Set of tasks
1. In the budget and usage reporting page, repeat the text from "The simplest layer." up to and including "specific offer fit?".
2. According to the budget and usage reporting page, why should multi-process agents configure a shared Redis instance? Answer in one to three sentences.

Document passage
------------------------------------------------------------
Skip to content

Budget and Usage Reporting

The SDK enforces three budget layers, checked in order before any network call is made. A budget-exceeded condition never reaches the wire.

LayerScopeStorageLifecycle
Per-requestSingle Fetch callComparison only (no state)Instant
Per-sessionClient instance lifetimeIn-memory counterResets on NewClient
Per-periodCalendar period (e.g. 30 days)Local file or RedisSurvives restarts
type Budget struct {
// Maximum cost per individual request. Transactions above this
// are rejected before querying Exchanges.
MaxPerRequest float64
// Maximum cumulative spend per session (in-memory, resets on restart).
MaxPerSession float64
// Maximum cumulative spend per period (persisted).
MaxPerPeriod float64
// Period duration for MaxPerPeriod (e.g. 720h = 30 days).
Period time.Duration
// Budget scope identifier for per-period tracking.
// E.g. "user:u-12345" for per-user, "team:eng" for per-team.
// Required when MaxPerPeriod is set.
Scope string
// ISO 4217 currency code. Default: "USD".
Currency string
}

The simplest layer. Before querying any Exchange, the SDK checks whether the MaxPerRequest budget can accommodate the request. After offer selection, it checks the actual offer price:

// Pre-flight: is this request even possible?
if !budget.CanSpend(config.Budget.MaxPerRequest) {
return BudgetExceededError{Layer: "per_request", ...}
}
// Post-selection: does the specific offer fit?
if offer.Pricing.Rate > config.Budget.MaxPerRequest {
return BudgetExceededError{Layer: "per_request", ...}
}

Tracks cumulative spend across the lifetime of a Client instance. Resets when the client is created (no persistence).

Thread safety: the session counter uses atomic.AddInt64.

// Before transaction
if sessionSpent + offer.Rate > config.Budget.MaxPerSession {
return BudgetExceededError{Layer: "per_session", ...}
}
// After successful transaction
atomic.AddInt64(&sessionSpent, int64(txn.Cost.Amount * 10000)) // fixed-point

Tracks cumulative spend across a calendar period (e.g., 30 days). Persisted to survive restarts.

Default persistence: local JSON file at ~/.ramp/budget/<scope>.json:

u-12345.json
{
"scope": "user:u-12345",
"period_start": "2026-03-01T00:00:00Z",
"period_duration": "720h",
"currency": "USD",
"spent": 4.27,
"limit": 50.00
}

Multi-process agents: configure a shared Redis instance via Config.Budget.RedisURL for shared budget state across processes.
------------------------------------------------------------
Given entries
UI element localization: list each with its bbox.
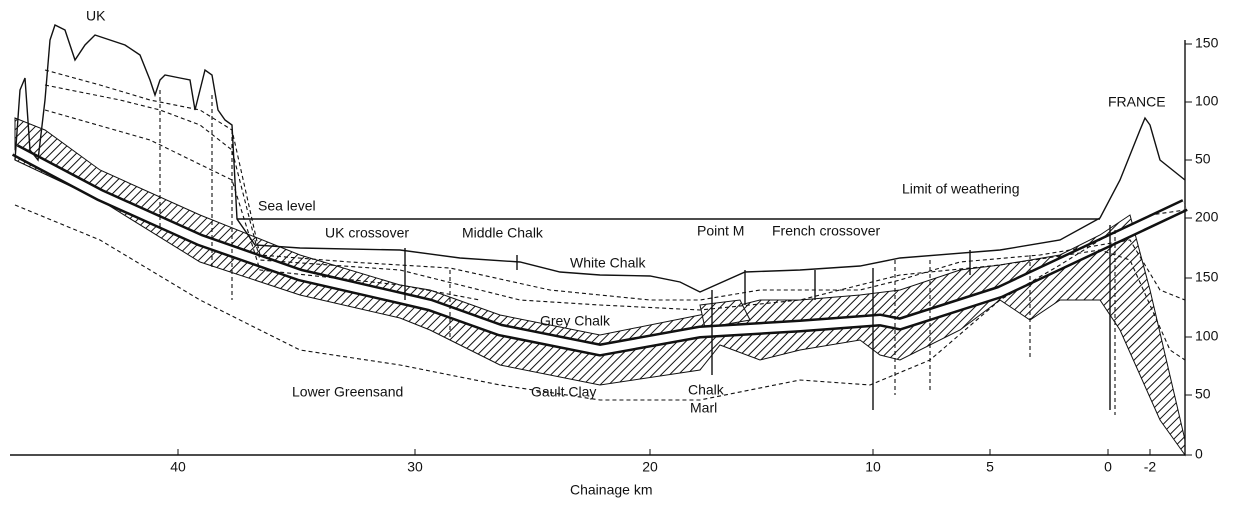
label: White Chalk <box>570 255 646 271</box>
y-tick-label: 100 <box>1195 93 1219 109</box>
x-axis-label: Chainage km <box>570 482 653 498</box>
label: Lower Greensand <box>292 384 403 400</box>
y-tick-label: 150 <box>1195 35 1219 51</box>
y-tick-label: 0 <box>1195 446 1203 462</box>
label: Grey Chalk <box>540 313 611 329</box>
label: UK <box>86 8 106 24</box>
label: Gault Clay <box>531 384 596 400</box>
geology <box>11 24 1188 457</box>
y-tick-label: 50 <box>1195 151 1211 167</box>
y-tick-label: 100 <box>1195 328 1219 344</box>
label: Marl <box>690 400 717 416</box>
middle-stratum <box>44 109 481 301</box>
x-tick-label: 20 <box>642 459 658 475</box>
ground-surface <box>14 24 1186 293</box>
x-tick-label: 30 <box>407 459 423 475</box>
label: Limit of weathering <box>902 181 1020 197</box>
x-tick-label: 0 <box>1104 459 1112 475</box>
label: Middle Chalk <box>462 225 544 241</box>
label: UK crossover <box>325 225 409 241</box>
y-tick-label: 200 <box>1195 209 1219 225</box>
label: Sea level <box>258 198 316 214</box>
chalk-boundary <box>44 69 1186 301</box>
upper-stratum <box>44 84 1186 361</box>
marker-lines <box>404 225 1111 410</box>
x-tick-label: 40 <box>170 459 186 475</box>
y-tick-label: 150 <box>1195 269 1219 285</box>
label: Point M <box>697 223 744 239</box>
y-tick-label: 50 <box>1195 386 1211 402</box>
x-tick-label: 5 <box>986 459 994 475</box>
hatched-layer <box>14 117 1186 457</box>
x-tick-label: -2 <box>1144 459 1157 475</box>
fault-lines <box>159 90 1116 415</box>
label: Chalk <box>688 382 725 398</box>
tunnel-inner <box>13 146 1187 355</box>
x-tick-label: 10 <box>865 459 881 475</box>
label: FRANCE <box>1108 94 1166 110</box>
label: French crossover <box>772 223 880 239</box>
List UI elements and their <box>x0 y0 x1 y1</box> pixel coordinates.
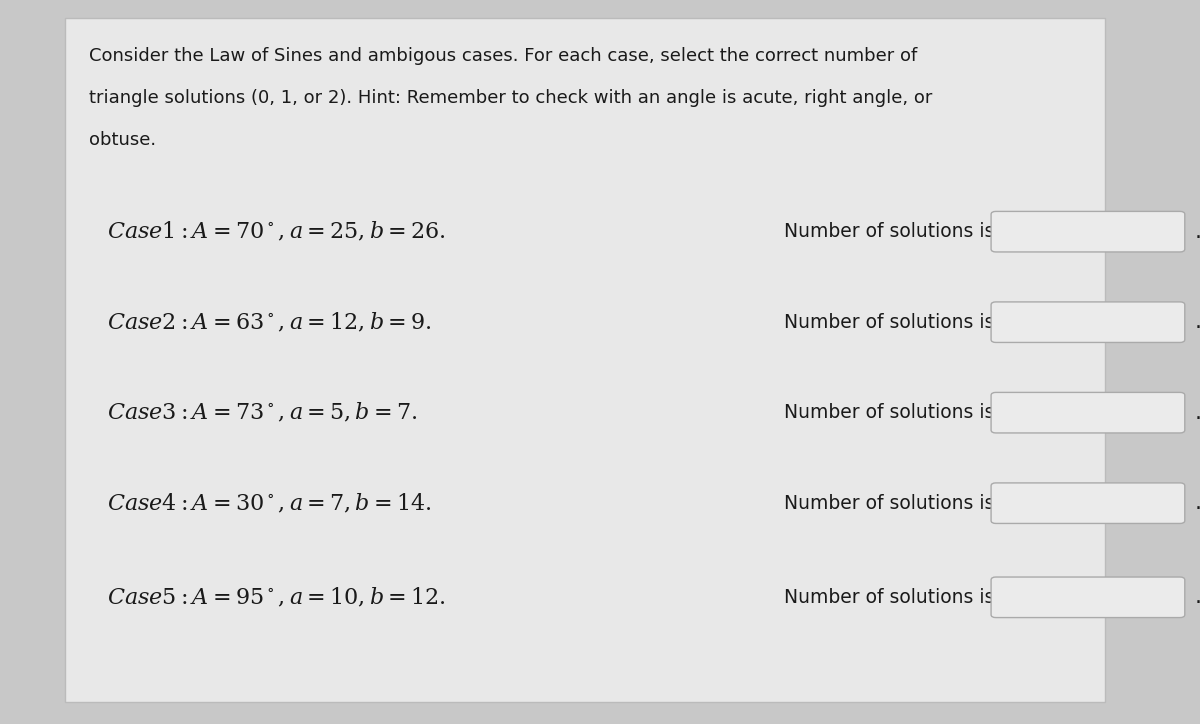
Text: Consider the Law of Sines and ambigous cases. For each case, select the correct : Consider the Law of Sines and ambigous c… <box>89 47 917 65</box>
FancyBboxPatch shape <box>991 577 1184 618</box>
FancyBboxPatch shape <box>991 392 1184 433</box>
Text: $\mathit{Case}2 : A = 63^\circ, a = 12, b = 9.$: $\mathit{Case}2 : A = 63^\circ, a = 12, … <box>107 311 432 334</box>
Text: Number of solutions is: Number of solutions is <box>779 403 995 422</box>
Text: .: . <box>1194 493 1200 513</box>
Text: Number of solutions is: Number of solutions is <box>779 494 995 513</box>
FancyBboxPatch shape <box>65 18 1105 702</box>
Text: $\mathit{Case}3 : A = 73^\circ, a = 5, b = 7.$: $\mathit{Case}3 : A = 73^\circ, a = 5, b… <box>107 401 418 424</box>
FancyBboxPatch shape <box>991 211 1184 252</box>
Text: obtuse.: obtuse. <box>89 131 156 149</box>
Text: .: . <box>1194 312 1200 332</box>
------------------------------------------------------------
Exercise responses
1.
The simplest layer. Before querying any Exchange, the SDK checks whether the MaxPerRequest budget can accommodate the request. After offer selection, it checks the actual offer price:

// Pre-flight: is this request even possible?
if !budget.CanSpend(config.Budget.MaxPerRequest) {
return BudgetExceededError{Layer: "per_request", ...}
}
// Post-selection: does the specific offer fit?

2. Multi-process agents should configure a shared Redis instance through Config.Budget.RedisURL so that budget state is shared across processes.